§ WHAT TO DO
Check each line of the material below for "Consent", then copy the ones that contain it.

--- Start of ENTRIES PROVIDED ---

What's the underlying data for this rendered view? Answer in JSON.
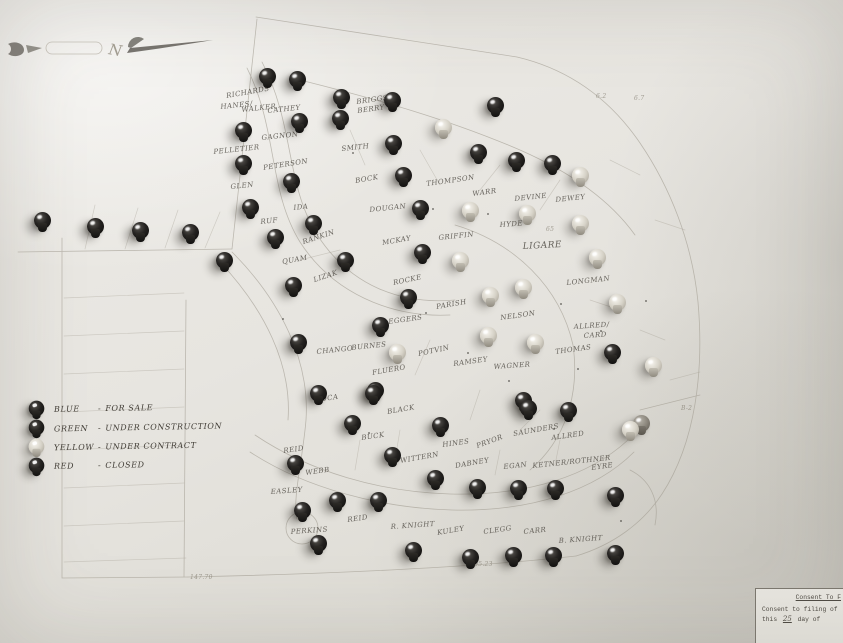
{
  "compass": {
    "letter": "N"
  },
  "legend": {
    "items": [
      {
        "color_name": "BLUE",
        "sep": "-",
        "status": "FOR SALE",
        "pin": "dark"
      },
      {
        "color_name": "GREEN",
        "sep": "-",
        "status": "UNDER CONSTRUCTION",
        "pin": "dark"
      },
      {
        "color_name": "YELLOW",
        "sep": "-",
        "status": "UNDER CONTRACT",
        "pin": "light"
      },
      {
        "color_name": "RED",
        "sep": "-",
        "status": "CLOSED",
        "pin": "dark"
      }
    ]
  },
  "corner_note": {
    "heading": "Consent To F",
    "line1": "Consent to filing of",
    "line2_prefix": "this",
    "line2_value": "25",
    "line2_suffix": "day of"
  },
  "colors": {
    "paper": "#e7e5e0",
    "ink": "#55514a",
    "plat_line": "#a49f94",
    "pin_dark": "#16140f",
    "pin_light": "#d5d1c6"
  },
  "map": {
    "pins": [
      {
        "x": 267,
        "y": 76,
        "s": "dark"
      },
      {
        "x": 297,
        "y": 79,
        "s": "dark"
      },
      {
        "x": 341,
        "y": 97,
        "s": "dark"
      },
      {
        "x": 392,
        "y": 100,
        "s": "dark"
      },
      {
        "x": 495,
        "y": 105,
        "s": "dark"
      },
      {
        "x": 443,
        "y": 127,
        "s": "light"
      },
      {
        "x": 243,
        "y": 130,
        "s": "dark"
      },
      {
        "x": 299,
        "y": 121,
        "s": "dark"
      },
      {
        "x": 340,
        "y": 118,
        "s": "dark"
      },
      {
        "x": 393,
        "y": 143,
        "s": "dark"
      },
      {
        "x": 478,
        "y": 152,
        "s": "dark"
      },
      {
        "x": 516,
        "y": 160,
        "s": "dark"
      },
      {
        "x": 552,
        "y": 163,
        "s": "dark"
      },
      {
        "x": 243,
        "y": 163,
        "s": "dark"
      },
      {
        "x": 291,
        "y": 181,
        "s": "dark"
      },
      {
        "x": 403,
        "y": 175,
        "s": "dark"
      },
      {
        "x": 42,
        "y": 220,
        "s": "dark"
      },
      {
        "x": 95,
        "y": 226,
        "s": "dark"
      },
      {
        "x": 140,
        "y": 230,
        "s": "dark"
      },
      {
        "x": 190,
        "y": 232,
        "s": "dark"
      },
      {
        "x": 250,
        "y": 207,
        "s": "dark"
      },
      {
        "x": 224,
        "y": 260,
        "s": "dark"
      },
      {
        "x": 313,
        "y": 223,
        "s": "dark"
      },
      {
        "x": 275,
        "y": 237,
        "s": "dark"
      },
      {
        "x": 345,
        "y": 260,
        "s": "dark"
      },
      {
        "x": 293,
        "y": 285,
        "s": "dark"
      },
      {
        "x": 420,
        "y": 208,
        "s": "dark"
      },
      {
        "x": 422,
        "y": 252,
        "s": "dark"
      },
      {
        "x": 580,
        "y": 175,
        "s": "light"
      },
      {
        "x": 470,
        "y": 210,
        "s": "light"
      },
      {
        "x": 527,
        "y": 213,
        "s": "light"
      },
      {
        "x": 580,
        "y": 223,
        "s": "light"
      },
      {
        "x": 460,
        "y": 260,
        "s": "light"
      },
      {
        "x": 597,
        "y": 257,
        "s": "light"
      },
      {
        "x": 490,
        "y": 295,
        "s": "light"
      },
      {
        "x": 523,
        "y": 287,
        "s": "light"
      },
      {
        "x": 617,
        "y": 302,
        "s": "light"
      },
      {
        "x": 408,
        "y": 297,
        "s": "dark"
      },
      {
        "x": 380,
        "y": 325,
        "s": "dark"
      },
      {
        "x": 488,
        "y": 335,
        "s": "light"
      },
      {
        "x": 535,
        "y": 342,
        "s": "light"
      },
      {
        "x": 397,
        "y": 352,
        "s": "light"
      },
      {
        "x": 653,
        "y": 365,
        "s": "light"
      },
      {
        "x": 612,
        "y": 352,
        "s": "dark"
      },
      {
        "x": 298,
        "y": 342,
        "s": "dark"
      },
      {
        "x": 375,
        "y": 390,
        "s": "dark"
      },
      {
        "x": 523,
        "y": 400,
        "s": "dark"
      },
      {
        "x": 568,
        "y": 410,
        "s": "dark"
      },
      {
        "x": 528,
        "y": 408,
        "s": "dark"
      },
      {
        "x": 641,
        "y": 423,
        "s": "mid"
      },
      {
        "x": 630,
        "y": 429,
        "s": "light"
      },
      {
        "x": 318,
        "y": 393,
        "s": "dark"
      },
      {
        "x": 373,
        "y": 393,
        "s": "dark"
      },
      {
        "x": 352,
        "y": 423,
        "s": "dark"
      },
      {
        "x": 440,
        "y": 425,
        "s": "dark"
      },
      {
        "x": 392,
        "y": 455,
        "s": "dark"
      },
      {
        "x": 295,
        "y": 463,
        "s": "dark"
      },
      {
        "x": 435,
        "y": 478,
        "s": "dark"
      },
      {
        "x": 477,
        "y": 487,
        "s": "dark"
      },
      {
        "x": 337,
        "y": 500,
        "s": "dark"
      },
      {
        "x": 378,
        "y": 500,
        "s": "dark"
      },
      {
        "x": 302,
        "y": 510,
        "s": "dark"
      },
      {
        "x": 518,
        "y": 488,
        "s": "dark"
      },
      {
        "x": 555,
        "y": 488,
        "s": "dark"
      },
      {
        "x": 615,
        "y": 495,
        "s": "dark"
      },
      {
        "x": 318,
        "y": 543,
        "s": "dark"
      },
      {
        "x": 413,
        "y": 550,
        "s": "dark"
      },
      {
        "x": 470,
        "y": 557,
        "s": "dark"
      },
      {
        "x": 513,
        "y": 555,
        "s": "dark"
      },
      {
        "x": 553,
        "y": 555,
        "s": "dark"
      },
      {
        "x": 615,
        "y": 553,
        "s": "dark"
      }
    ],
    "labels": [
      {
        "t": "RICHARDS",
        "x": 227,
        "y": 92,
        "r": -10
      },
      {
        "t": "HANES/",
        "x": 221,
        "y": 103,
        "r": -6
      },
      {
        "t": "WALKER",
        "x": 242,
        "y": 106,
        "r": -6
      },
      {
        "t": "CATHEY",
        "x": 268,
        "y": 107,
        "r": -6
      },
      {
        "t": "BRIGGS/",
        "x": 357,
        "y": 98,
        "r": -8
      },
      {
        "t": "BERRY",
        "x": 358,
        "y": 107,
        "r": -8
      },
      {
        "t": "GAGNON",
        "x": 262,
        "y": 134,
        "r": -6
      },
      {
        "t": "SMITH",
        "x": 342,
        "y": 145,
        "r": -6
      },
      {
        "t": "PELLETIER",
        "x": 214,
        "y": 148,
        "r": -6
      },
      {
        "t": "PETERSON",
        "x": 264,
        "y": 164,
        "r": -9
      },
      {
        "t": "GLEN",
        "x": 231,
        "y": 183,
        "r": -6
      },
      {
        "t": "BOCK",
        "x": 356,
        "y": 177,
        "r": -10
      },
      {
        "t": "THOMPSON",
        "x": 427,
        "y": 180,
        "r": -8
      },
      {
        "t": "DOUGAN",
        "x": 370,
        "y": 206,
        "r": -6
      },
      {
        "t": "IDA",
        "x": 294,
        "y": 204,
        "r": -6
      },
      {
        "t": "RUF",
        "x": 261,
        "y": 218,
        "r": -6
      },
      {
        "t": "WARR",
        "x": 473,
        "y": 190,
        "r": -8
      },
      {
        "t": "DEVINE",
        "x": 515,
        "y": 195,
        "r": -6
      },
      {
        "t": "DEWEY",
        "x": 556,
        "y": 196,
        "r": -6
      },
      {
        "t": "HYDE",
        "x": 500,
        "y": 221,
        "r": -4
      },
      {
        "t": "MCKAY",
        "x": 383,
        "y": 239,
        "r": -10
      },
      {
        "t": "GRIFFIN",
        "x": 439,
        "y": 234,
        "r": -6
      },
      {
        "t": "LIGARE",
        "x": 523,
        "y": 242,
        "r": -3,
        "fs": 9
      },
      {
        "t": "RANKIN",
        "x": 304,
        "y": 238,
        "r": -18
      },
      {
        "t": "QUAM",
        "x": 283,
        "y": 258,
        "r": -10
      },
      {
        "t": "LIZAK",
        "x": 315,
        "y": 276,
        "r": -18
      },
      {
        "t": "ROCKE",
        "x": 394,
        "y": 279,
        "r": -12
      },
      {
        "t": "LONGMAN",
        "x": 567,
        "y": 279,
        "r": -6
      },
      {
        "t": "EGGERS",
        "x": 389,
        "y": 318,
        "r": -8
      },
      {
        "t": "PARISH",
        "x": 437,
        "y": 303,
        "r": -10
      },
      {
        "t": "NELSON",
        "x": 501,
        "y": 314,
        "r": -8
      },
      {
        "t": "ALLRED/",
        "x": 574,
        "y": 323,
        "r": -4
      },
      {
        "t": "CARD",
        "x": 584,
        "y": 332,
        "r": -4
      },
      {
        "t": "CHANGO",
        "x": 317,
        "y": 348,
        "r": -6
      },
      {
        "t": "BURNES",
        "x": 352,
        "y": 344,
        "r": -6
      },
      {
        "t": "POTVIN",
        "x": 419,
        "y": 350,
        "r": -12
      },
      {
        "t": "RAMSEY",
        "x": 454,
        "y": 360,
        "r": -8
      },
      {
        "t": "WAGNER",
        "x": 494,
        "y": 363,
        "r": -4
      },
      {
        "t": "THOMAS",
        "x": 556,
        "y": 348,
        "r": -8
      },
      {
        "t": "FLUERO",
        "x": 373,
        "y": 369,
        "r": -10
      },
      {
        "t": "ROCA",
        "x": 316,
        "y": 396,
        "r": -8
      },
      {
        "t": "BLACK",
        "x": 388,
        "y": 408,
        "r": -10
      },
      {
        "t": "BUCK",
        "x": 362,
        "y": 434,
        "r": -8
      },
      {
        "t": "HINES",
        "x": 443,
        "y": 441,
        "r": -8
      },
      {
        "t": "PRYOR",
        "x": 478,
        "y": 442,
        "r": -20
      },
      {
        "t": "SAUNDERS",
        "x": 514,
        "y": 430,
        "r": -10
      },
      {
        "t": "ALLRED",
        "x": 552,
        "y": 434,
        "r": -8
      },
      {
        "t": "WITTERN",
        "x": 401,
        "y": 457,
        "r": -10
      },
      {
        "t": "DABNEY",
        "x": 456,
        "y": 462,
        "r": -10
      },
      {
        "t": "REID",
        "x": 284,
        "y": 447,
        "r": -8
      },
      {
        "t": "WEBB",
        "x": 306,
        "y": 469,
        "r": -8
      },
      {
        "t": "EASLEY",
        "x": 271,
        "y": 488,
        "r": -4
      },
      {
        "t": "EGAN",
        "x": 504,
        "y": 463,
        "r": -6
      },
      {
        "t": "KETNER/ROTHNER",
        "x": 533,
        "y": 462,
        "r": -6
      },
      {
        "t": "EYRE",
        "x": 592,
        "y": 464,
        "r": -8
      },
      {
        "t": "PERKINS",
        "x": 291,
        "y": 528,
        "r": -4
      },
      {
        "t": "REID",
        "x": 348,
        "y": 516,
        "r": -8
      },
      {
        "t": "R. KNIGHT",
        "x": 391,
        "y": 523,
        "r": -4
      },
      {
        "t": "KULEY",
        "x": 438,
        "y": 529,
        "r": -10
      },
      {
        "t": "CLEGG",
        "x": 484,
        "y": 528,
        "r": -8
      },
      {
        "t": "CARR",
        "x": 524,
        "y": 528,
        "r": -6
      },
      {
        "t": "B. KNIGHT",
        "x": 559,
        "y": 537,
        "r": -4
      }
    ],
    "dims": [
      {
        "t": "105.23",
        "x": 470,
        "y": 561
      },
      {
        "t": "147.70",
        "x": 190,
        "y": 574
      },
      {
        "t": "B-2",
        "x": 681,
        "y": 405
      },
      {
        "t": "6.2",
        "x": 596,
        "y": 93
      },
      {
        "t": "6.7",
        "x": 634,
        "y": 95
      },
      {
        "t": "65",
        "x": 546,
        "y": 226
      }
    ],
    "dots": [
      [
        432,
        208
      ],
      [
        487,
        213
      ],
      [
        352,
        152
      ],
      [
        560,
        303
      ],
      [
        467,
        352
      ],
      [
        425,
        312
      ],
      [
        348,
        255
      ],
      [
        553,
        428
      ],
      [
        600,
        330
      ],
      [
        368,
        432
      ],
      [
        620,
        520
      ],
      [
        282,
        318
      ],
      [
        508,
        380
      ],
      [
        577,
        368
      ],
      [
        645,
        300
      ]
    ]
  }
}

--- End of ENTRIES PROVIDED ---

§ SOLUTION BELOW
    "heading": "Consent To F",
    "line1": "Consent to filing of",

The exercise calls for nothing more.